Exercise details >> Every line below that mentions the word "looked" should be copied out.

_ _ _ _

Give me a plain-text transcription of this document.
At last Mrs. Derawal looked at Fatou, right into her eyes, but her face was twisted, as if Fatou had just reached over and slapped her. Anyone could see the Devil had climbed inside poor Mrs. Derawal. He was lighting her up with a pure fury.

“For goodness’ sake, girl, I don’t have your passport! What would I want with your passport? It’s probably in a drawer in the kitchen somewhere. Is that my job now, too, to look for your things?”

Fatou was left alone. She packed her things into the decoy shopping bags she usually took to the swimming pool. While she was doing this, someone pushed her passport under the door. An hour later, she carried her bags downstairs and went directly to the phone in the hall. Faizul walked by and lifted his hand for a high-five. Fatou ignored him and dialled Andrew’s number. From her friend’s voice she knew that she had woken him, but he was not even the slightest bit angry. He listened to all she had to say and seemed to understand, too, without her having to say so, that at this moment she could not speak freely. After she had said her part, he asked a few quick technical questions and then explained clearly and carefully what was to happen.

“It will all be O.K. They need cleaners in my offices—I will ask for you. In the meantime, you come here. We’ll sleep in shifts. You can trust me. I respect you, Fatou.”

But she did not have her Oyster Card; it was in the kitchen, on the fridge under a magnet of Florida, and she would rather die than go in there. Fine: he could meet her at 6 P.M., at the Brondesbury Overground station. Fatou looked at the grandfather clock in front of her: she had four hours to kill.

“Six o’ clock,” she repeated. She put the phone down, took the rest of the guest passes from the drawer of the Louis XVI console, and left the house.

_ _ _ _

Solution >>
At last Mrs. Derawal looked at Fatou, right into her eyes, but her face was twisted, as if Fatou had just reached over and slapped her. Anyone could see the Devil had climbed inside poor Mrs. Derawal. He was lighting her up with a pure fury.
But she did not have her Oyster Card; it was in the kitchen, on the fridge under a magnet of Florida, and she would rather die than go in there. Fine: he could meet her at 6 P.M., at the Brondesbury Overground station. Fatou looked at the grandfather clock in front of her: she had four hours to kill.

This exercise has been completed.